Check each line of the listing for the word "this" and report how many lines contain it, giving nothing but the number.

■ ■ ■ ■ ■

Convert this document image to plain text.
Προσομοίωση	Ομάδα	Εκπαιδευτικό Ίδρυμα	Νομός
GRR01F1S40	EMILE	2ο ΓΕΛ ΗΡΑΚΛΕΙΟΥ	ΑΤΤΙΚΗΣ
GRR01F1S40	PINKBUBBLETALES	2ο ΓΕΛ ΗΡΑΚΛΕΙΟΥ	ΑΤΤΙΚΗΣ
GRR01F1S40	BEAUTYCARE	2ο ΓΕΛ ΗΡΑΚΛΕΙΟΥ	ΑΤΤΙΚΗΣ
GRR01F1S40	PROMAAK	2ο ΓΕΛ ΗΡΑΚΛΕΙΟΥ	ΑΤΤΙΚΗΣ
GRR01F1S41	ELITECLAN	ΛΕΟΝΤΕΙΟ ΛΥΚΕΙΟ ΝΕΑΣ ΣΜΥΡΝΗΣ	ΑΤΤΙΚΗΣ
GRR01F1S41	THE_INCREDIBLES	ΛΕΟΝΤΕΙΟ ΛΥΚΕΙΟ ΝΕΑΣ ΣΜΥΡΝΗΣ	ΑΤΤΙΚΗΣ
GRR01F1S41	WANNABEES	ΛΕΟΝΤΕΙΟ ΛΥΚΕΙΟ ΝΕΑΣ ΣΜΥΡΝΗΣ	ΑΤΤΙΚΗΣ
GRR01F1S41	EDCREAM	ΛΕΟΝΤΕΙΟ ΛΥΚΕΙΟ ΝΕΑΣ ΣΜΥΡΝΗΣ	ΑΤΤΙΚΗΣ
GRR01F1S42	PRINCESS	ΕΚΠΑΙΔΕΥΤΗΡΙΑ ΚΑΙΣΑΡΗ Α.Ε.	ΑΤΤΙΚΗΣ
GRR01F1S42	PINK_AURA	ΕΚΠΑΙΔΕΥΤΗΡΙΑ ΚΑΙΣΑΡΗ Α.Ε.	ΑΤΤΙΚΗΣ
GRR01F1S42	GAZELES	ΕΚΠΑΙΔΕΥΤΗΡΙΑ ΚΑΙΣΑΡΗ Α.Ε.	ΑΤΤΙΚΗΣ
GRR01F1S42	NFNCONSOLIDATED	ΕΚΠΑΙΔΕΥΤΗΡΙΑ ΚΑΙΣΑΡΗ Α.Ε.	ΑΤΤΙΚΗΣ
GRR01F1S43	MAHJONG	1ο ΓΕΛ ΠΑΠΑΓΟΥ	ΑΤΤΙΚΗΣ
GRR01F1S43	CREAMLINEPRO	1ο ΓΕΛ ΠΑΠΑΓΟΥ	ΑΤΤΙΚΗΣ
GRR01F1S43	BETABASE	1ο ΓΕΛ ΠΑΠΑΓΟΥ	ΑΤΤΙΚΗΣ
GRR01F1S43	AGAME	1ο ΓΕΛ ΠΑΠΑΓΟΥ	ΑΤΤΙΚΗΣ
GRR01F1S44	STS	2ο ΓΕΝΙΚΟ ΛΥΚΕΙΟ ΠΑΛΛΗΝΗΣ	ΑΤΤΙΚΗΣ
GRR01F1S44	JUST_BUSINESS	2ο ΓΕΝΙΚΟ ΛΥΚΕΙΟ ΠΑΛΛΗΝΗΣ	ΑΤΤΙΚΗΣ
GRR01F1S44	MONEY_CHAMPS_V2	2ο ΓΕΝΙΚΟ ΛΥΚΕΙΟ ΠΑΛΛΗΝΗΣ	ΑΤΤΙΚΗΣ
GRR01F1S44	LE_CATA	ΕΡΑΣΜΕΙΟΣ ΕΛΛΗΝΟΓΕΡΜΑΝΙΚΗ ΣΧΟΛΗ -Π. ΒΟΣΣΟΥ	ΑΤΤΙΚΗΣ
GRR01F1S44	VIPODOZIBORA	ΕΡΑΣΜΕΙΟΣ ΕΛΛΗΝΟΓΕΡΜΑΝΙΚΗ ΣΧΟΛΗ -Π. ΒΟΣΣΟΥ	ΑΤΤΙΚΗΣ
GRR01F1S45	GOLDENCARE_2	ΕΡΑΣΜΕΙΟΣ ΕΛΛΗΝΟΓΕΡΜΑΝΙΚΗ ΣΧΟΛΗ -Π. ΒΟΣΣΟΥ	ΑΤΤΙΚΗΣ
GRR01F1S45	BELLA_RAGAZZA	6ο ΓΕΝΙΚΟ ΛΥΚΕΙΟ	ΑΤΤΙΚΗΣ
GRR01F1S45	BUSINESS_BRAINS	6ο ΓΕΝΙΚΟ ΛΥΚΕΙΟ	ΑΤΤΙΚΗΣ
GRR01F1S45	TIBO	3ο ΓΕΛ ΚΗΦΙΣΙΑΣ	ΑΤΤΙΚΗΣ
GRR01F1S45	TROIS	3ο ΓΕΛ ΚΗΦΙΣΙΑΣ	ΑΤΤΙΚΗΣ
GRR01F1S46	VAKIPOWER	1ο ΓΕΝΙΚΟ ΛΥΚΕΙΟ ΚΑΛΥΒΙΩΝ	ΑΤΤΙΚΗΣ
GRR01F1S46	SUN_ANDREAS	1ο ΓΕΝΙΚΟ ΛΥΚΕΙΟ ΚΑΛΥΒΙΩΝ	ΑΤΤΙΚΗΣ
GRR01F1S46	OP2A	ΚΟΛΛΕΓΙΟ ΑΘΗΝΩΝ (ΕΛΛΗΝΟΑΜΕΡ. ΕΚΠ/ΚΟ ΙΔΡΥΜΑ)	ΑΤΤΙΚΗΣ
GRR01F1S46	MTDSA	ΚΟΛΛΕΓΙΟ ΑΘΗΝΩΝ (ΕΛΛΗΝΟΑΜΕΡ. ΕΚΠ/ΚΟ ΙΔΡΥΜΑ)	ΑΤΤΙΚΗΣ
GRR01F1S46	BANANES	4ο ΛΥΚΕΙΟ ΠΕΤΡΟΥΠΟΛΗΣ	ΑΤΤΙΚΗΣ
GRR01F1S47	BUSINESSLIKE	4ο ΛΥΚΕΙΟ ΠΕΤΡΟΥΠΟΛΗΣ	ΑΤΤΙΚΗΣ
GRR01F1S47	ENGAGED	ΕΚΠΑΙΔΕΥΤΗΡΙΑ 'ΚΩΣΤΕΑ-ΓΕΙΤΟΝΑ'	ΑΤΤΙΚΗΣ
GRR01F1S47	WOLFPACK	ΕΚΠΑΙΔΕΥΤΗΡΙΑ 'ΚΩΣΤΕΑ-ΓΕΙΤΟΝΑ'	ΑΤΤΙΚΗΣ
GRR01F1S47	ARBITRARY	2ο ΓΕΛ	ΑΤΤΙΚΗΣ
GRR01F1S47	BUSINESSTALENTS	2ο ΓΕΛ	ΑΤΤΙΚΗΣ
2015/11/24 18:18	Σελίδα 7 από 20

■ ■ ■ ■ ■

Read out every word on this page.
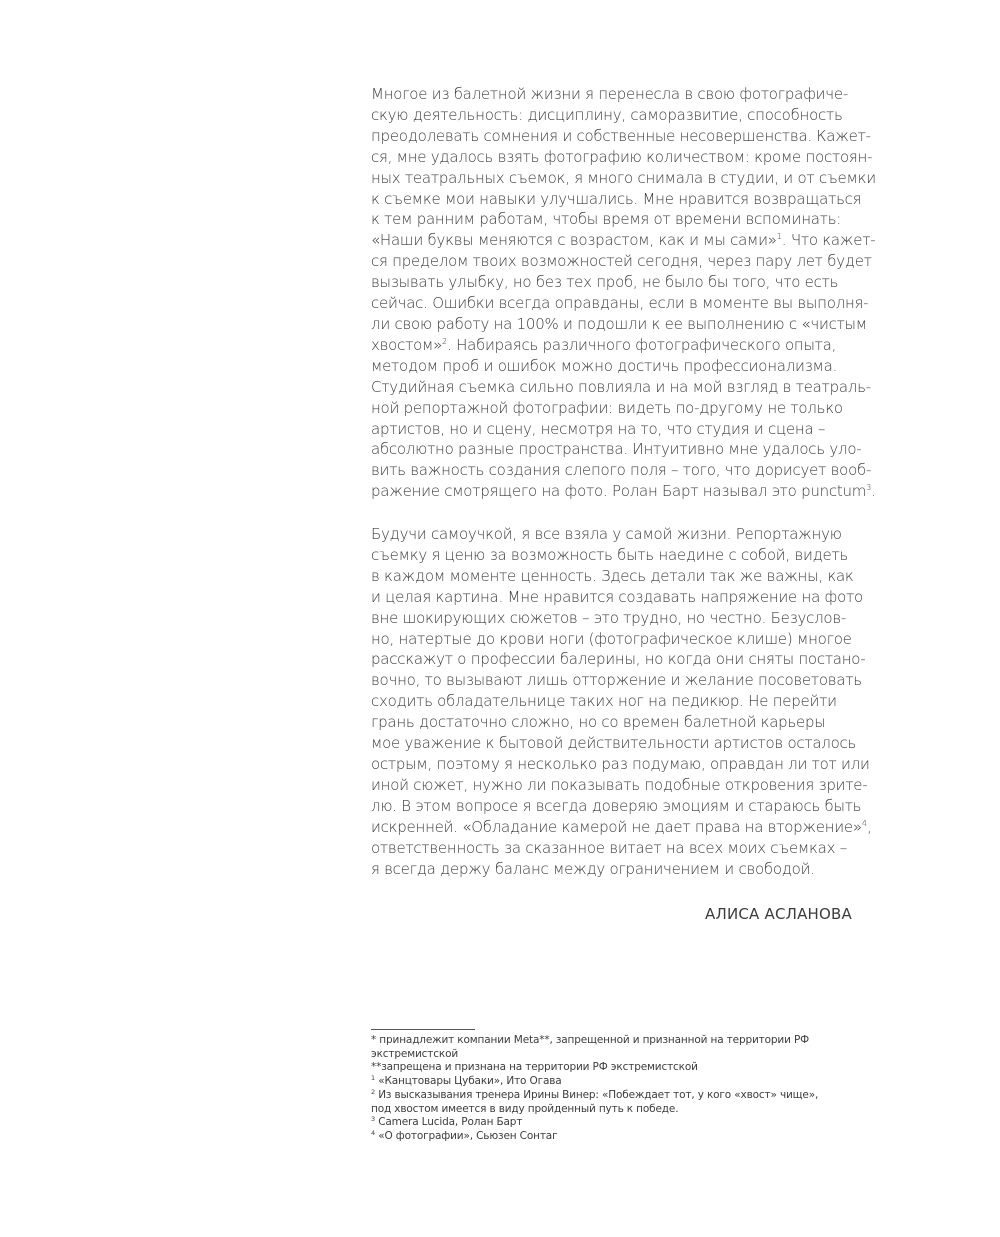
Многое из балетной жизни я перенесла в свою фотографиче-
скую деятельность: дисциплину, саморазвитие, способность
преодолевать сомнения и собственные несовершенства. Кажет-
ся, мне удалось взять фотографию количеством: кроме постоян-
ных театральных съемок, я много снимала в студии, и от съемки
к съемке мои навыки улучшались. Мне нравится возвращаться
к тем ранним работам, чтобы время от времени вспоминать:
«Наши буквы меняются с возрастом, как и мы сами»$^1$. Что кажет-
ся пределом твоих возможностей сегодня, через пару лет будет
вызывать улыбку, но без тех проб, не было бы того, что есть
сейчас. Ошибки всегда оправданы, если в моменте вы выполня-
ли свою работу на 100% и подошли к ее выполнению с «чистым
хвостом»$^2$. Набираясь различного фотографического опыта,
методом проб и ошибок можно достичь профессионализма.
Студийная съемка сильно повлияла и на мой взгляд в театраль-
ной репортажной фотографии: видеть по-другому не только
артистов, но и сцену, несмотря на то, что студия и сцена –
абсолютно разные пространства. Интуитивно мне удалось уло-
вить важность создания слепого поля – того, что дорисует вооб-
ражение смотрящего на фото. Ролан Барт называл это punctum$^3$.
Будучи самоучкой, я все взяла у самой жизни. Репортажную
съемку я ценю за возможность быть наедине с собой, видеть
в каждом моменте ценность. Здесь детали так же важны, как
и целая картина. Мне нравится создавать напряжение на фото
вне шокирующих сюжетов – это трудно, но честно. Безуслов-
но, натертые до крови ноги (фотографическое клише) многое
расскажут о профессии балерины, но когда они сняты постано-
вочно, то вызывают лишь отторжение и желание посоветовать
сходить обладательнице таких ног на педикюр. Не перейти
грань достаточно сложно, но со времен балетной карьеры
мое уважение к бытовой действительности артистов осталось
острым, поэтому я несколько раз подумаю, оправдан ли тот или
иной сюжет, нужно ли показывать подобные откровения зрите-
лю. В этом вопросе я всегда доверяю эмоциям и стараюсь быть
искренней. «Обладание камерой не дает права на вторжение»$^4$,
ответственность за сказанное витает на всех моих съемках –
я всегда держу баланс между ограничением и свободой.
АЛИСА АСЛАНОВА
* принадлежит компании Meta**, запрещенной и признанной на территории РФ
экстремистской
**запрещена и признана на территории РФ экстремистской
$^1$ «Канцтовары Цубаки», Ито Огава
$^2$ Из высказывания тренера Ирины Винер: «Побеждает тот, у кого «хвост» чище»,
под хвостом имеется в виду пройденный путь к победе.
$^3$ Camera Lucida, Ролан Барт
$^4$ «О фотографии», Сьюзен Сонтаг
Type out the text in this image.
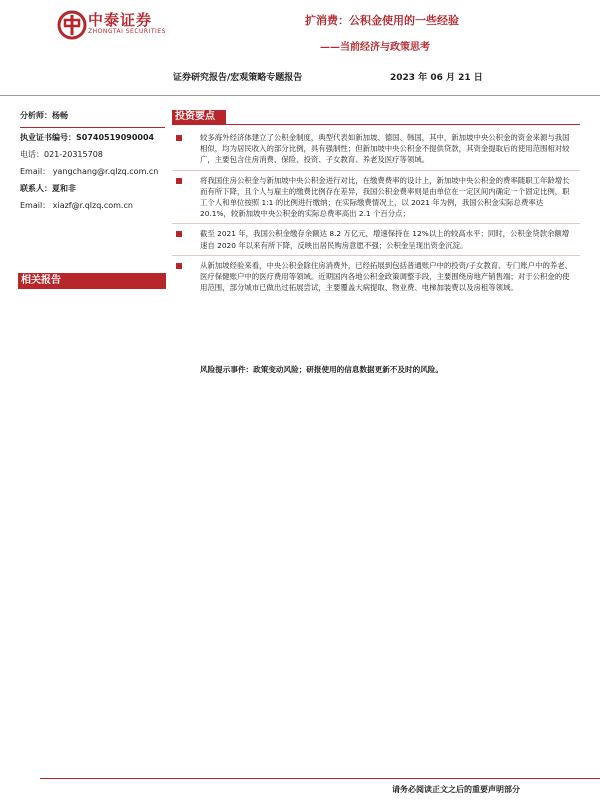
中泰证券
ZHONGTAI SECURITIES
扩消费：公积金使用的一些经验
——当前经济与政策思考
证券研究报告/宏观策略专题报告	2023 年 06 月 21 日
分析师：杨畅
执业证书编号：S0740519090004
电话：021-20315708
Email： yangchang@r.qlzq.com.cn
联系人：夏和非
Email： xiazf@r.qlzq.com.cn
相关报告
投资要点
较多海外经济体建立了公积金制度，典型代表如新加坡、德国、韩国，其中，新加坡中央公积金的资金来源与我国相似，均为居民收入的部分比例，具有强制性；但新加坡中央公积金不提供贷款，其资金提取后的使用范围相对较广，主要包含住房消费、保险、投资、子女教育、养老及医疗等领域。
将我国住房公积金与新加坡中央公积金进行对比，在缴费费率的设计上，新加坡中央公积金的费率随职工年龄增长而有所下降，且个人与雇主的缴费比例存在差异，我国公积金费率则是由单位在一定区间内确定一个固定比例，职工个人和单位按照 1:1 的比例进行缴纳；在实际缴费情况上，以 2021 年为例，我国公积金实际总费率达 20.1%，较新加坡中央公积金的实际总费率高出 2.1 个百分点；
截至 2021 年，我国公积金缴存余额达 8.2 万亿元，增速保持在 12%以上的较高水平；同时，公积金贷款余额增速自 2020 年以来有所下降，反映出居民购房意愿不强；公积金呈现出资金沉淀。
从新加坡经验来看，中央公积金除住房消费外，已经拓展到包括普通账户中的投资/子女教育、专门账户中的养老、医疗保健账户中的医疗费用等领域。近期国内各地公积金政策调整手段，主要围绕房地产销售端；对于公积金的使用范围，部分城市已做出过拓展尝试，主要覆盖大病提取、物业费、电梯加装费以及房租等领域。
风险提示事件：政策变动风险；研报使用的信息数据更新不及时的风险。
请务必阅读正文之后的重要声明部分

■ ■ ■ ■ ■

__COMPLETE RESPONSE__. 3